**Problem description**
Copy the data precisely, character for character, and leave out every picture.

**Given information**

◆ ◆ ◆ ◆

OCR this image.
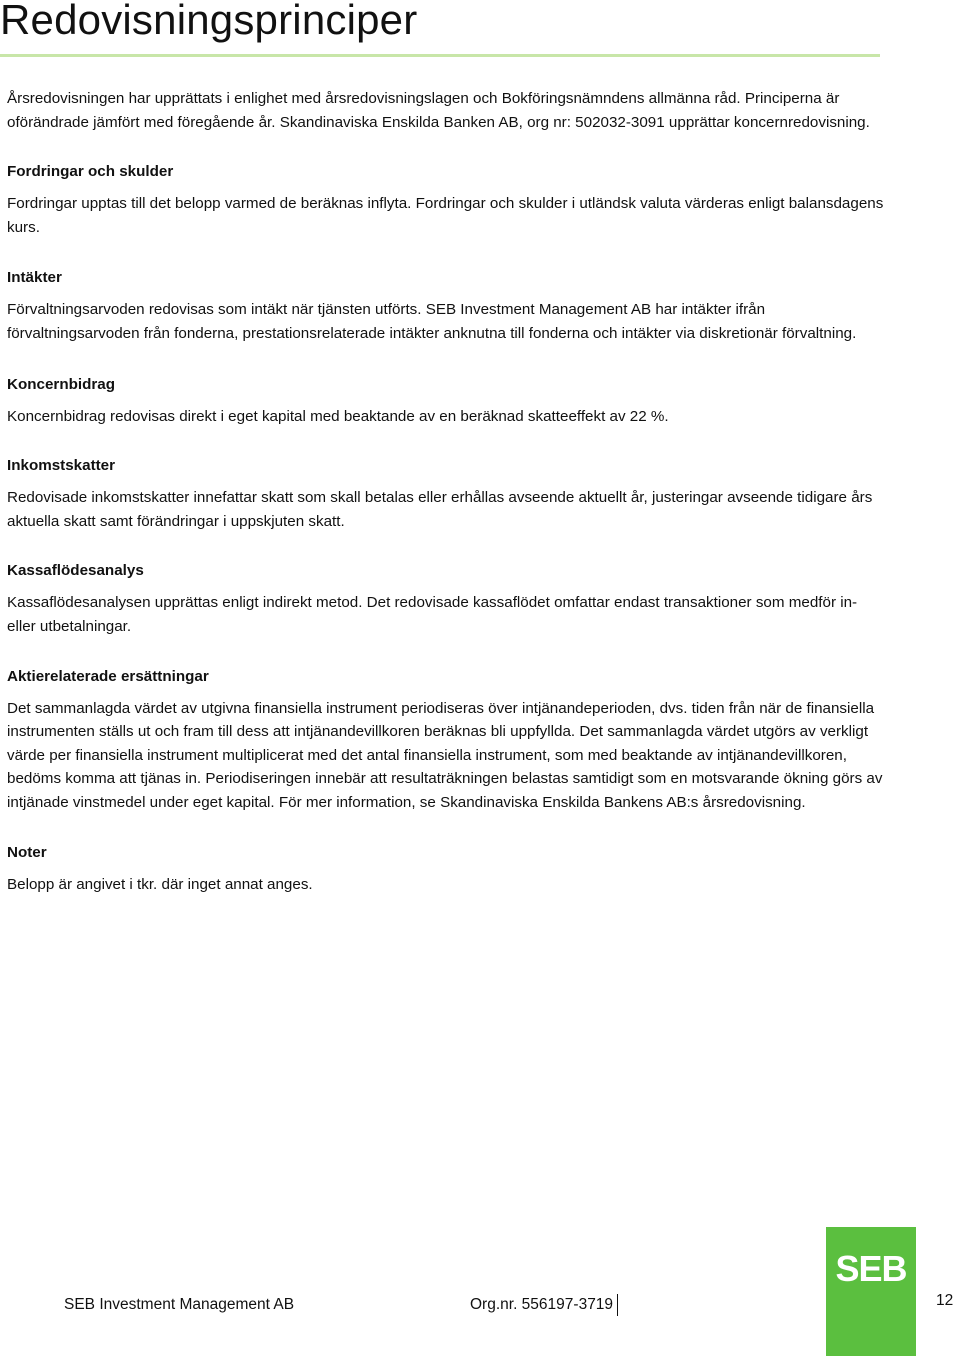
Redovisningsprinciper

Årsredovisningen har upprättats i enlighet med årsredovisningslagen och Bokföringsnämndens allmänna råd. Principerna är oförändrade jämfört med föregående år. Skandinaviska Enskilda Banken AB, org nr: 502032-3091 upprättar koncernredovisning.

Fordringar och skulder

Fordringar upptas till det belopp varmed de beräknas inflyta. Fordringar och skulder i utländsk valuta värderas enligt balansdagens kurs.

Intäkter

Förvaltningsarvoden redovisas som intäkt när tjänsten utförts. SEB Investment Management AB har intäkter ifrån förvaltningsarvoden från fonderna, prestationsrelaterade intäkter anknutna till fonderna och intäkter via diskretionär förvaltning.

Koncernbidrag

Koncernbidrag redovisas direkt i eget kapital med beaktande av en beräknad skatteeffekt av 22 %.

Inkomstskatter

Redovisade inkomstskatter innefattar skatt som skall betalas eller erhållas avseende aktuellt år, justeringar avseende tidigare års aktuella skatt samt förändringar i uppskjuten skatt.

Kassaflödesanalys

Kassaflödesanalysen upprättas enligt indirekt metod. Det redovisade kassaflödet omfattar endast transaktioner som medför in- eller utbetalningar.

Aktierelaterade ersättningar

Det sammanlagda värdet av utgivna finansiella instrument periodiseras över intjänandeperioden, dvs. tiden från när de finansiella instrumenten ställs ut och fram till dess att intjänandevillkoren beräknas bli uppfyllda. Det sammanlagda värdet utgörs av verkligt värde per finansiella instrument multiplicerat med det antal finansiella instrument, som med beaktande av intjänandevillkoren, bedöms komma att tjänas in. Periodiseringen innebär att resultaträkningen belastas samtidigt som en motsvarande ökning görs av intjänade vinstmedel under eget kapital. För mer information, se Skandinaviska Enskilda Bankens AB:s årsredovisning.

Noter

Belopp är angivet i tkr. där inget annat anges.

SEB
SEB Investment Management AB	Org.nr. 556197-3719	12
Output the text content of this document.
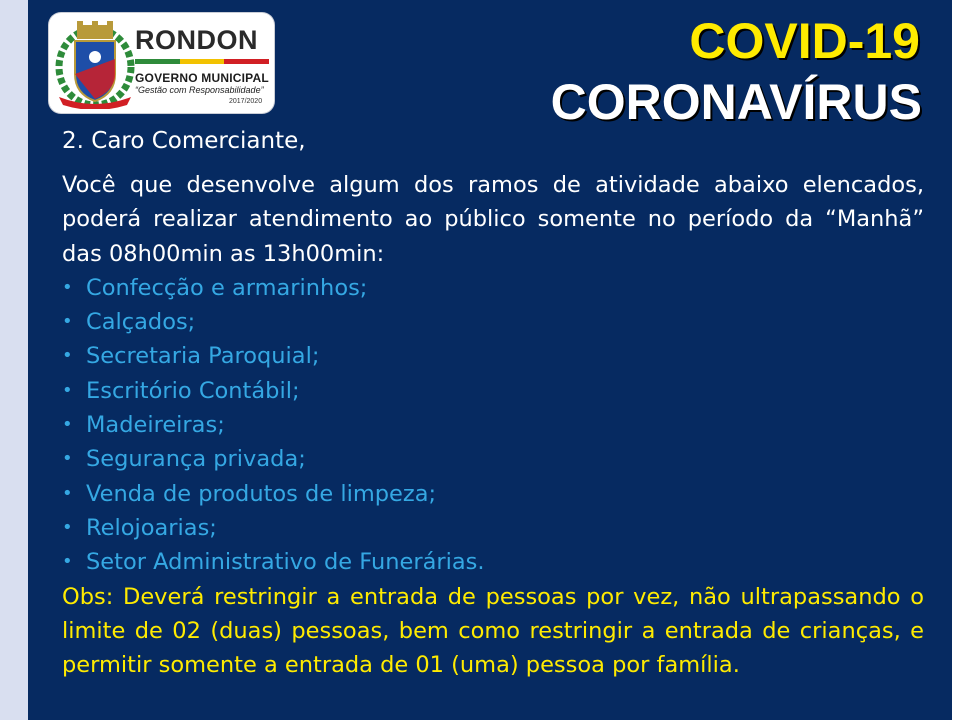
RONDON
GOVERNO MUNICIPAL
“Gestão com Responsabilidade”
2017/2020
COVID-19
CORONAVÍRUS

2. Caro Comerciante,

Você que desenvolve algum dos ramos de atividade abaixo elencados, poderá realizar atendimento ao público somente no período da “Manhã” das 08h00min as 13h00min:

• Confecção e armarinhos;
• Calçados;
• Secretaria Paroquial;
• Escritório Contábil;
• Madeireiras;
• Segurança privada;
• Venda de produtos de limpeza;
• Relojoarias;
• Setor Administrativo de Funerárias.

Obs: Deverá restringir a entrada de pessoas por vez, não ultrapassando o limite de 02 (duas) pessoas, bem como restringir a entrada de crianças, e permitir somente a entrada de 01 (uma) pessoa por família.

◆ ◆ ◆ ◆

**Exercise response**
OCR this image.
Redovisningsprinciper

Årsredovisningen har upprättats i enlighet med årsredovisningslagen och Bokföringsnämndens allmänna råd. Principerna är oförändrade jämfört med föregående år. Skandinaviska Enskilda Banken AB, org nr: 502032-3091 upprättar koncernredovisning.

Fordringar och skulder

Fordringar upptas till det belopp varmed de beräknas inflyta. Fordringar och skulder i utländsk valuta värderas enligt balansdagens kurs.

Intäkter

Förvaltningsarvoden redovisas som intäkt när tjänsten utförts. SEB Investment Management AB har intäkter ifrån förvaltningsarvoden från fonderna, prestationsrelaterade intäkter anknutna till fonderna och intäkter via diskretionär förvaltning.

Koncernbidrag

Koncernbidrag redovisas direkt i eget kapital med beaktande av en beräknad skatteeffekt av 22 %.

Inkomstskatter

Redovisade inkomstskatter innefattar skatt som skall betalas eller erhållas avseende aktuellt år, justeringar avseende tidigare års aktuella skatt samt förändringar i uppskjuten skatt.

Kassaflödesanalys

Kassaflödesanalysen upprättas enligt indirekt metod. Det redovisade kassaflödet omfattar endast transaktioner som medför in- eller utbetalningar.

Aktierelaterade ersättningar

Det sammanlagda värdet av utgivna finansiella instrument periodiseras över intjänandeperioden, dvs. tiden från när de finansiella instrumenten ställs ut och fram till dess att intjänandevillkoren beräknas bli uppfyllda. Det sammanlagda värdet utgörs av verkligt värde per finansiella instrument multiplicerat med det antal finansiella instrument, som med beaktande av intjänandevillkoren, bedöms komma att tjänas in. Periodiseringen innebär att resultaträkningen belastas samtidigt som en motsvarande ökning görs av intjänade vinstmedel under eget kapital. För mer information, se Skandinaviska Enskilda Bankens AB:s årsredovisning.

Noter

Belopp är angivet i tkr. där inget annat anges.

SEB
SEB Investment Management AB	Org.nr. 556197-3719	12
Output the text content of this document.
RONDON
GOVERNO MUNICIPAL
“Gestão com Responsabilidade”
2017/2020
COVID-19
CORONAVÍRUS

2. Caro Comerciante,

Você que desenvolve algum dos ramos de atividade abaixo elencados, poderá realizar atendimento ao público somente no período da “Manhã” das 08h00min as 13h00min:

• Confecção e armarinhos;
• Calçados;
• Secretaria Paroquial;
• Escritório Contábil;
• Madeireiras;
• Segurança privada;
• Venda de produtos de limpeza;
• Relojoarias;
• Setor Administrativo de Funerárias.

Obs: Deverá restringir a entrada de pessoas por vez, não ultrapassando o limite de 02 (duas) pessoas, bem como restringir a entrada de crianças, e permitir somente a entrada de 01 (uma) pessoa por família.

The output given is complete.